EXERCISE OBJECTIVE: In the copy, include every entry exactly but none of the pictures.

DATA TO PROCESS:
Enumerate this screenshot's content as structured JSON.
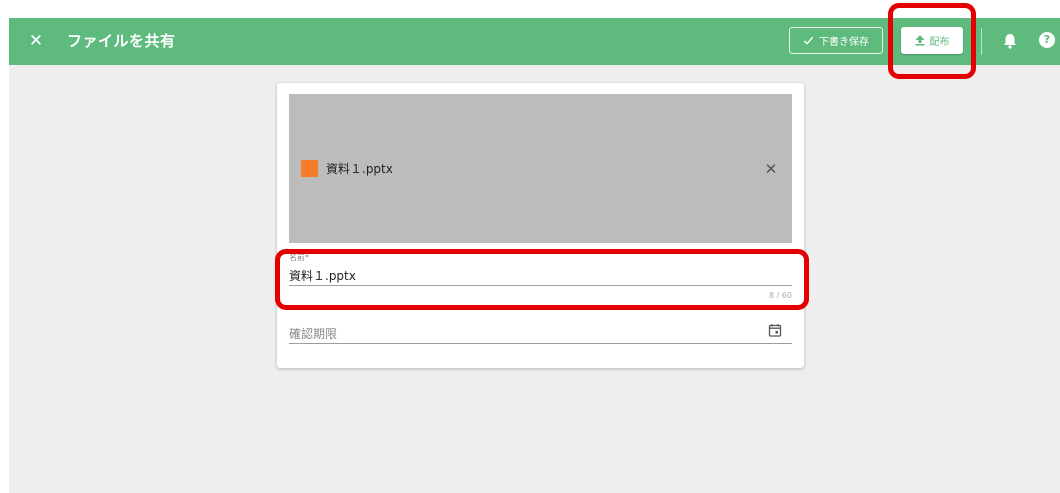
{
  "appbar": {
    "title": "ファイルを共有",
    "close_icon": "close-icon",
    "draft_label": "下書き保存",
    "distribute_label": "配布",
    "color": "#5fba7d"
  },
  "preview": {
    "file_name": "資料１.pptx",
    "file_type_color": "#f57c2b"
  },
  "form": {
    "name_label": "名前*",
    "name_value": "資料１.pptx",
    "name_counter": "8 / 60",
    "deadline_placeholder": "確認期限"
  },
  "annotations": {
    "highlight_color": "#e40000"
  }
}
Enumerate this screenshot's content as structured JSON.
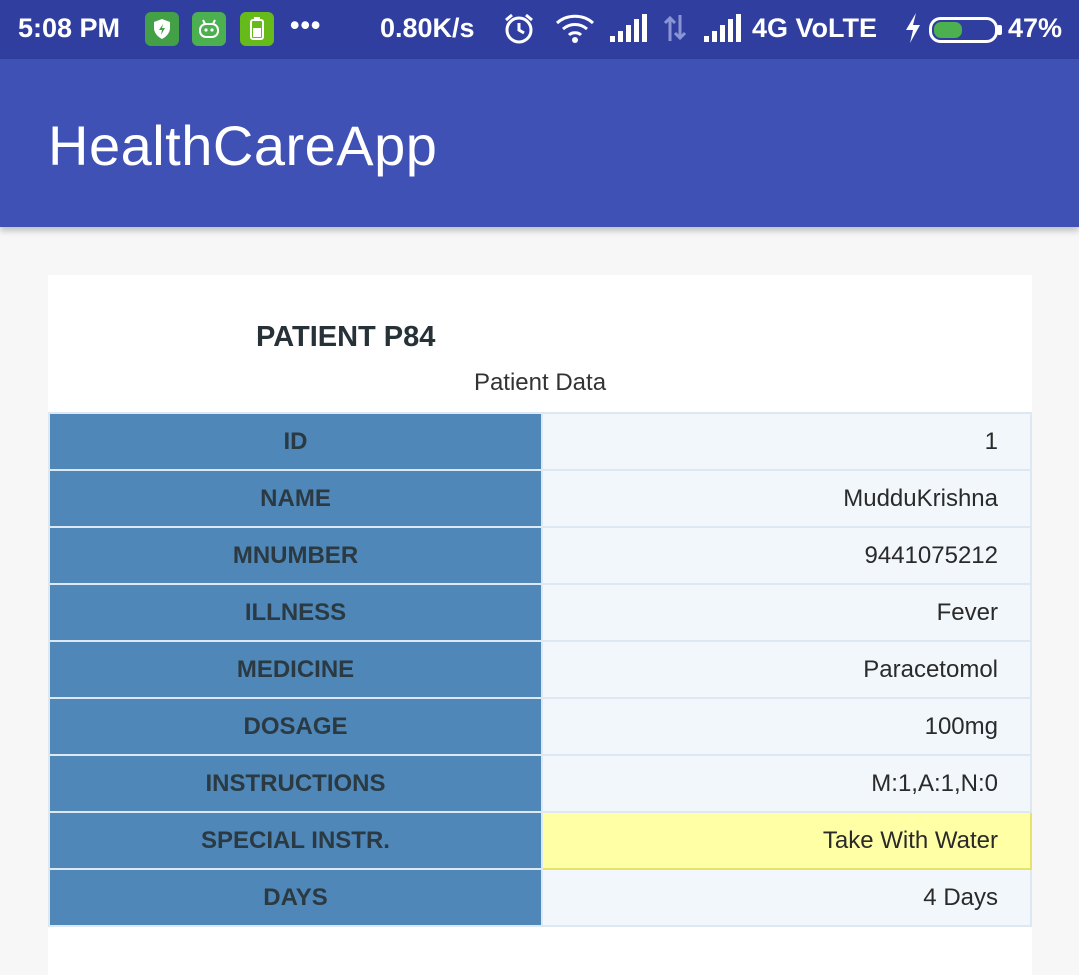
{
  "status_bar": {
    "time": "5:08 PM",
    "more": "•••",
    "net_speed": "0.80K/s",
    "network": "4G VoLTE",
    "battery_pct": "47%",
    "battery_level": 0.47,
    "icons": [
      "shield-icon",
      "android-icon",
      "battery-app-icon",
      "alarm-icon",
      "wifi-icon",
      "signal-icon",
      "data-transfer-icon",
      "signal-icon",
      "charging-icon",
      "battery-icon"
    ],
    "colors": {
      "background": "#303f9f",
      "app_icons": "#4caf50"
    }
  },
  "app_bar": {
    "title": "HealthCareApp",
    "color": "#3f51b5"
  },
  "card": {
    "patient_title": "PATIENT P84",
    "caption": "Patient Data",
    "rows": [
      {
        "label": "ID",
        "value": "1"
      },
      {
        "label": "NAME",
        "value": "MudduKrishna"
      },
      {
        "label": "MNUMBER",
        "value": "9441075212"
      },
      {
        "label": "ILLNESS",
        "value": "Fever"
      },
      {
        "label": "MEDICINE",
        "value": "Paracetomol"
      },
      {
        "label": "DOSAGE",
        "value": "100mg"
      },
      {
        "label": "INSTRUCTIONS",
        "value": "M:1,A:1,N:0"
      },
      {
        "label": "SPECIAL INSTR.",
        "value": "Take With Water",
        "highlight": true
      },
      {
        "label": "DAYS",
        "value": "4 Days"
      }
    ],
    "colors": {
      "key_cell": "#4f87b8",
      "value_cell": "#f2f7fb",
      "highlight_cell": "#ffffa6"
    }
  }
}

RESPONSE FOR THIS EXERCISE:
Enumerate this screenshot's content as structured JSON.
{
  "appbar": {
    "title": "ファイルを共有",
    "close_icon": "close-icon",
    "draft_label": "下書き保存",
    "distribute_label": "配布",
    "color": "#5fba7d"
  },
  "preview": {
    "file_name": "資料１.pptx",
    "file_type_color": "#f57c2b"
  },
  "form": {
    "name_label": "名前*",
    "name_value": "資料１.pptx",
    "name_counter": "8 / 60",
    "deadline_placeholder": "確認期限"
  },
  "annotations": {
    "highlight_color": "#e40000"
  }
}
Enumerate this screenshot's content as structured JSON.
{
  "status_bar": {
    "time": "5:08 PM",
    "more": "•••",
    "net_speed": "0.80K/s",
    "network": "4G VoLTE",
    "battery_pct": "47%",
    "battery_level": 0.47,
    "icons": [
      "shield-icon",
      "android-icon",
      "battery-app-icon",
      "alarm-icon",
      "wifi-icon",
      "signal-icon",
      "data-transfer-icon",
      "signal-icon",
      "charging-icon",
      "battery-icon"
    ],
    "colors": {
      "background": "#303f9f",
      "app_icons": "#4caf50"
    }
  },
  "app_bar": {
    "title": "HealthCareApp",
    "color": "#3f51b5"
  },
  "card": {
    "patient_title": "PATIENT P84",
    "caption": "Patient Data",
    "rows": [
      {
        "label": "ID",
        "value": "1"
      },
      {
        "label": "NAME",
        "value": "MudduKrishna"
      },
      {
        "label": "MNUMBER",
        "value": "9441075212"
      },
      {
        "label": "ILLNESS",
        "value": "Fever"
      },
      {
        "label": "MEDICINE",
        "value": "Paracetomol"
      },
      {
        "label": "DOSAGE",
        "value": "100mg"
      },
      {
        "label": "INSTRUCTIONS",
        "value": "M:1,A:1,N:0"
      },
      {
        "label": "SPECIAL INSTR.",
        "value": "Take With Water",
        "highlight": true
      },
      {
        "label": "DAYS",
        "value": "4 Days"
      }
    ],
    "colors": {
      "key_cell": "#4f87b8",
      "value_cell": "#f2f7fb",
      "highlight_cell": "#ffffa6"
    }
  }
}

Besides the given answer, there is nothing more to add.